**Instructions to follow**
Using the material below, copy every line where "content" appears.

○ ○ ○ ○ ○

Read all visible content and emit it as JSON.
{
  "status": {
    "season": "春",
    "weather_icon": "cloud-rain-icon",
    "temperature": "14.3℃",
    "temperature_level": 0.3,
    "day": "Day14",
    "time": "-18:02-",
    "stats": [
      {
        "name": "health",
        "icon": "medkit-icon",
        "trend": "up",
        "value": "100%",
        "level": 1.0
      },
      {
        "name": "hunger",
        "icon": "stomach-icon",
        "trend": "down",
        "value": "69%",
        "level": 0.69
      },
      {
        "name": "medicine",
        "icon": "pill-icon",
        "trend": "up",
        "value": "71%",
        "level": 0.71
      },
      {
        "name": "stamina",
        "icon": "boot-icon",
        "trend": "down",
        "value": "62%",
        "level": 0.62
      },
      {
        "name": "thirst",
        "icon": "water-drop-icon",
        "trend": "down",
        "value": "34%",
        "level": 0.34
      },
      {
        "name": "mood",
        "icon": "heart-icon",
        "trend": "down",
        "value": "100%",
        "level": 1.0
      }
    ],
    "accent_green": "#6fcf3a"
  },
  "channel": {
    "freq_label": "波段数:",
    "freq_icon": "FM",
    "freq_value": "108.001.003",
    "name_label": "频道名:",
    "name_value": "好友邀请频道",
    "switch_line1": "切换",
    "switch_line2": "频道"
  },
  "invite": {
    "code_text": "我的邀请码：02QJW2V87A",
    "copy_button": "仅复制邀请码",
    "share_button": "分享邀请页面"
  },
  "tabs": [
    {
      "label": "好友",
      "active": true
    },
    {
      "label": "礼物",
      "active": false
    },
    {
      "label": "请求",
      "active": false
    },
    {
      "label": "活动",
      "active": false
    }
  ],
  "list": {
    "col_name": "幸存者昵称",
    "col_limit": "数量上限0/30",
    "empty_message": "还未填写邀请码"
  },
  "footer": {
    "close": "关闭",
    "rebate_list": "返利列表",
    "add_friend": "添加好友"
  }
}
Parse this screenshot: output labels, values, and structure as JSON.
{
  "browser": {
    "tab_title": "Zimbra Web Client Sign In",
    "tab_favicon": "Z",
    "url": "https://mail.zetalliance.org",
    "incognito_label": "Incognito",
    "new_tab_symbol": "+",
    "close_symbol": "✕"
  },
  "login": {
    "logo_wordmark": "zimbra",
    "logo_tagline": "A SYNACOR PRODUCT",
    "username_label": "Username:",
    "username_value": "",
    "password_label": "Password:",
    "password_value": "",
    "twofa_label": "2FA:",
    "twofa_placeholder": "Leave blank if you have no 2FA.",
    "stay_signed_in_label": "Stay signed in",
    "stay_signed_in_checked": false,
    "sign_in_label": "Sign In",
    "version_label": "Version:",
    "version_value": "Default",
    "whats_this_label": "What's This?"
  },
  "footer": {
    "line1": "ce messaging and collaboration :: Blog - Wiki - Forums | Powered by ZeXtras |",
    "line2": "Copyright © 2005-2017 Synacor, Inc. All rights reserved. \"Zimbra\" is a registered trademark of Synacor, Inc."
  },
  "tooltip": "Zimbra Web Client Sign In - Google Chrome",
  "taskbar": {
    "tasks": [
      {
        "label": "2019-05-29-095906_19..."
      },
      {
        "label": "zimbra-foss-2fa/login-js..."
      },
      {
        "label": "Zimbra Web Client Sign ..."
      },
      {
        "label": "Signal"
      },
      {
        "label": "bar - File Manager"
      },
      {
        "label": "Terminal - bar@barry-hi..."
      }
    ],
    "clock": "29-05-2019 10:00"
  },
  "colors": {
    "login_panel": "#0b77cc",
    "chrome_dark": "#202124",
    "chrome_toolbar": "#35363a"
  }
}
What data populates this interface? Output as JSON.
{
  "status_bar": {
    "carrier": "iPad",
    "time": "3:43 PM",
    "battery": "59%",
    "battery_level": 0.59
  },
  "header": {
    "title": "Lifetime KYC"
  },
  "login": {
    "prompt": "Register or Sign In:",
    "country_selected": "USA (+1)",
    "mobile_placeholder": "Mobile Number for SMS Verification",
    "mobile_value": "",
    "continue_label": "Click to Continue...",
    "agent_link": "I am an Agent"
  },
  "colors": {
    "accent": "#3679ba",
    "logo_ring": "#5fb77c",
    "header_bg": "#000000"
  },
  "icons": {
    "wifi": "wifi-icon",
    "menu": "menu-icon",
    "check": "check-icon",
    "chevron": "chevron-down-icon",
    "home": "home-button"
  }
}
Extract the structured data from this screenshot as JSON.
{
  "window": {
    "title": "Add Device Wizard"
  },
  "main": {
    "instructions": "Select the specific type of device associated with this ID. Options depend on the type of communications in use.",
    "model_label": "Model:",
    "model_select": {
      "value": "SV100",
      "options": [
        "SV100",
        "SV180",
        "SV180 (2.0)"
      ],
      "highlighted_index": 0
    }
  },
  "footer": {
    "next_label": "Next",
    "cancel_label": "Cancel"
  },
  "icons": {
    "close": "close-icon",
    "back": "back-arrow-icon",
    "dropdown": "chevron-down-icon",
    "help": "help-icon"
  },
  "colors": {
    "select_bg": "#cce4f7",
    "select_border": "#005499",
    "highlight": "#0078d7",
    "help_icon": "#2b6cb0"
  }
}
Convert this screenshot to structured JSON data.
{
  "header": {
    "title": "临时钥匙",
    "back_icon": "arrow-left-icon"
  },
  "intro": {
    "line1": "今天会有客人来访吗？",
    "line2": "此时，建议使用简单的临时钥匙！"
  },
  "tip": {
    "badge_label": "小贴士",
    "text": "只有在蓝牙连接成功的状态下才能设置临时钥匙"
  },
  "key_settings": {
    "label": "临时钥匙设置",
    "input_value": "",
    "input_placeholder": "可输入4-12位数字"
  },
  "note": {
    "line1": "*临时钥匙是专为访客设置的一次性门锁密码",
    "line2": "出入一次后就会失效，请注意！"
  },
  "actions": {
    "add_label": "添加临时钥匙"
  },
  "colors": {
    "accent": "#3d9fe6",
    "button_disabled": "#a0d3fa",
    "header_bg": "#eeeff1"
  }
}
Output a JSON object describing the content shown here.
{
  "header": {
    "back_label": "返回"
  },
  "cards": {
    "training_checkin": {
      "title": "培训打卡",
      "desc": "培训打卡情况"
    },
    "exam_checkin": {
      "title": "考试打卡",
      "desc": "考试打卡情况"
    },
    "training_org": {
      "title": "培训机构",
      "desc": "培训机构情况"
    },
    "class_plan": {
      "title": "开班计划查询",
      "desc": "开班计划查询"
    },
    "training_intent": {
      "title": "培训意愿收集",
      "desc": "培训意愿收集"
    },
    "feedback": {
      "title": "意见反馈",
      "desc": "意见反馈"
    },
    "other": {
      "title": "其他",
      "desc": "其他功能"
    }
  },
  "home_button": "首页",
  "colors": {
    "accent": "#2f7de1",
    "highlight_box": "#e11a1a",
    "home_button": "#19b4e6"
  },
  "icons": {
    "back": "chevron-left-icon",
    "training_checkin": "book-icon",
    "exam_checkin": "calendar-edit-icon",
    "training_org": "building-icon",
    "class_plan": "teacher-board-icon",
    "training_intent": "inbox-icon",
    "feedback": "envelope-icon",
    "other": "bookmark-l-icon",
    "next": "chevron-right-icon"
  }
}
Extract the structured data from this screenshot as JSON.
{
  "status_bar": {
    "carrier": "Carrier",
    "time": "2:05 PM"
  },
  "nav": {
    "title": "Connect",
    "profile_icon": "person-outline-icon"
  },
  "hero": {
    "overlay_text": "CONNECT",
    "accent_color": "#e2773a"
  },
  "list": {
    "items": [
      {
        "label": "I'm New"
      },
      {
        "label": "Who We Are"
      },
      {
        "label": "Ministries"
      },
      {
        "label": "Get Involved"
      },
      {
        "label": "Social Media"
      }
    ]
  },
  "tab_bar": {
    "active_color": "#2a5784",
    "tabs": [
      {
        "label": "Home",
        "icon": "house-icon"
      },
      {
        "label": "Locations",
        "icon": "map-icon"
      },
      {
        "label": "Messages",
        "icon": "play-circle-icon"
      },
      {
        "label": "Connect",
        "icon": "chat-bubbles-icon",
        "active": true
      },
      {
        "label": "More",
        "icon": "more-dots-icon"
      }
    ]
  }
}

○ ○ ○ ○ ○

**Answer to the exercise**
Read all visible content and emit it as JSON.
Output a JSON object describing the content shown here.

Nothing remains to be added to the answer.